**PROBLEM SET:**
**A)** In the post on CPU cores, what range of instructions per clock does the simplest form of core output?
**B)** Do these statements agree with the post on CPU cores? (i) The ALU in the simplest core is of integer precision. (ii) The evolved core with an FPU was called a 2 core CPU. (iii) The integer and floating point units shared caches. Answer yes or no for each and quote the deciding words.

**TEXT BLOCK:**

____

Well, to accurately define what each unit is, we need to peel away decades of marketing crap.
A core is nothing than more than a load/store unit (LDU) and arithmetic logic unit (ALU) consisting of an adder and a multiplier, that ALU is of integer precision and it's also called an execution unit, this is the simplest form of a core. That form of CPU core should be capable of doing one instruction per clock, however it's usually less than that, since it stalls often, and outputs less than one instruction per clock, anywhere from 0.1 to 0.9 instructions per clock (which is why it's sub scalar), we can also call it barely scalar at it's best case scenario.
It later evolved to have an additional address generation unit (AGU) to handle complex memory configurations, and a separate ALU unit for floating point operations, they called it FPU. Now that distinction here is very important, they could have called this a 2 core CPU as it had two execution units (one integer and one floating point), but they chose not, since the core still has one LDU and one AGU, it took data from a single thread, it also shared registers, caches and control logic between the units.

____

**MATERIAL SHOWN:**
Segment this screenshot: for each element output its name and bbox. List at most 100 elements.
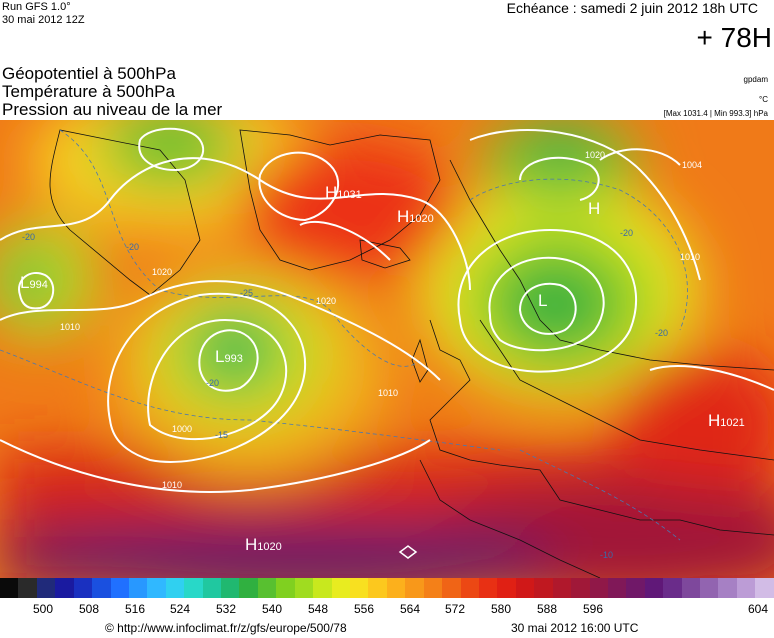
scale-tick-label: 556: [353, 602, 375, 616]
temperature-label: -20: [206, 378, 219, 388]
lead-time: + 78H: [696, 22, 773, 53]
scale-swatch: [147, 578, 166, 598]
scale-tick-label: 572: [444, 602, 466, 616]
scale-swatch: [202, 578, 222, 598]
scale-swatch: [460, 578, 479, 598]
title-geopotential: Géopotentiel à 500hPa: [2, 64, 176, 83]
isobar-label: 1020: [152, 267, 172, 277]
pressure-range: [Max 1031.4 | Min 993.3] hPa: [663, 109, 768, 118]
scale-swatch: [552, 578, 572, 598]
color-scale-ticks: 500 508 516 524 532 540 548 556 564 572 580 588 596 6…: [0, 602, 774, 618]
pressure-center-high: H: [588, 199, 600, 218]
pressure-center-high: H1020: [245, 535, 282, 554]
scale-swatch: [165, 578, 185, 598]
pressure-center-high: H1031: [325, 183, 362, 202]
scale-swatch: [110, 578, 129, 598]
scale-swatch: [534, 578, 553, 598]
scale-swatch: [221, 578, 240, 598]
scale-swatch: [184, 578, 203, 598]
isobar-label: 1010: [60, 322, 80, 332]
scale-swatch: [423, 578, 443, 598]
scale-swatch: [0, 578, 19, 598]
temperature-label: -25: [240, 288, 253, 298]
scale-tick-label: 596: [582, 602, 604, 616]
scale-swatch: [755, 578, 774, 598]
scale-swatch: [36, 578, 56, 598]
pressure-center-low: L: [538, 291, 547, 310]
scale-tick-label: 580: [490, 602, 512, 616]
scale-tick-label: 524: [169, 602, 191, 616]
temperature-label: -10: [600, 550, 613, 560]
scale-tick-label: 500: [32, 602, 54, 616]
scale-swatch: [276, 578, 295, 598]
scale-swatch: [386, 578, 406, 598]
scale-swatch: [478, 578, 498, 598]
pressure-center-high: H1020: [397, 207, 434, 226]
isobar-label: 1020: [585, 150, 605, 160]
credit-text: © http://www.infoclimat.fr/z/gfs/europe/…: [105, 621, 347, 635]
title-temperature: Température à 500hPa: [2, 82, 175, 101]
temperature-labels: -20 -25 -20 -20 -20 -15 -10 -20: [22, 228, 668, 560]
pressure-centers: H1031 H1020 L994 L993 H1021 H1020 L H: [20, 183, 745, 554]
scale-swatch: [73, 578, 93, 598]
scale-swatch: [368, 578, 387, 598]
scale-swatch: [128, 578, 148, 598]
temperature-label: -20: [620, 228, 633, 238]
scale-swatch: [55, 578, 74, 598]
scale-swatch: [681, 578, 701, 598]
scale-tick-label: 508: [78, 602, 100, 616]
unit-geopotential: gpdam: [743, 75, 768, 84]
isobar-label: 1010: [162, 480, 182, 490]
scale-swatch: [607, 578, 627, 598]
scale-tick-label: 588: [536, 602, 558, 616]
scale-swatch: [350, 578, 369, 598]
scale-swatch: [589, 578, 608, 598]
scale-tick-label: 564: [399, 602, 421, 616]
scale-swatch: [515, 578, 535, 598]
issued-time: 30 mai 2012 16:00 UTC: [511, 621, 639, 635]
weather-map: 1020 1010 1000 1010 1020 1010 1004 1010 1020 -20…: [0, 120, 774, 578]
scale-swatch: [239, 578, 258, 598]
pressure-center-high: H1021: [708, 411, 745, 430]
scale-swatch: [700, 578, 719, 598]
isobar-label: 1010: [378, 388, 398, 398]
run-label: Run GFS 1.0°: [2, 1, 71, 13]
scale-swatch: [718, 578, 737, 598]
init-time: 30 mai 2012 12Z: [2, 14, 85, 26]
scale-swatch: [736, 578, 756, 598]
isobar-label: 1000: [172, 424, 192, 434]
pressure-center-low: L993: [215, 347, 243, 366]
geopotential-color-scale: [0, 578, 774, 598]
scale-swatch: [313, 578, 332, 598]
scale-tick-label: 516: [124, 602, 146, 616]
scale-swatch: [294, 578, 314, 598]
scale-tick-label: 532: [215, 602, 237, 616]
scale-tick-label: 540: [261, 602, 283, 616]
temperature-label: -20: [126, 242, 139, 252]
temperature-label: -20: [655, 328, 668, 338]
scale-swatch: [442, 578, 461, 598]
scale-swatch: [92, 578, 111, 598]
isobar-labels: 1020 1010 1000 1010 1020 1010 1004 1010 1020: [60, 150, 702, 490]
isobar-label: 1010: [680, 252, 700, 262]
scale-swatch: [497, 578, 516, 598]
scale-swatch: [663, 578, 682, 598]
geopotential-field: [0, 120, 774, 578]
pressure-center-low: L994: [20, 273, 48, 292]
scale-tick-label: 548: [307, 602, 329, 616]
scale-swatch: [644, 578, 664, 598]
scale-swatch: [405, 578, 424, 598]
isobar-label: 1004: [682, 160, 702, 170]
scale-swatch: [571, 578, 590, 598]
scale-swatch: [331, 578, 351, 598]
scale-tick-label: 604: [747, 602, 769, 616]
temperature-label: -15: [215, 430, 228, 440]
unit-temperature: °C: [759, 95, 768, 104]
isobar-label: 1020: [316, 296, 336, 306]
scale-swatch: [257, 578, 277, 598]
temperature-label: -20: [22, 232, 35, 242]
scale-swatch: [626, 578, 645, 598]
valid-time: Echéance : samedi 2 juin 2012 18h UTC: [506, 0, 758, 16]
title-pressure: Pression au niveau de la mer: [2, 100, 223, 119]
scale-swatch: [18, 578, 37, 598]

____

**ANSWERS PER TASK:**
**A)** Anywhere from 0.1 to 0.9 instructions per clock.

**B)**
(i) Yes: "that ALU is of integer precision"
(ii) No: "they could have called this a 2 core CPU as it had two execution units (one integer and one floating point), but they chose not"
(iii) Yes: "it also shared registers, caches and control logic between the units"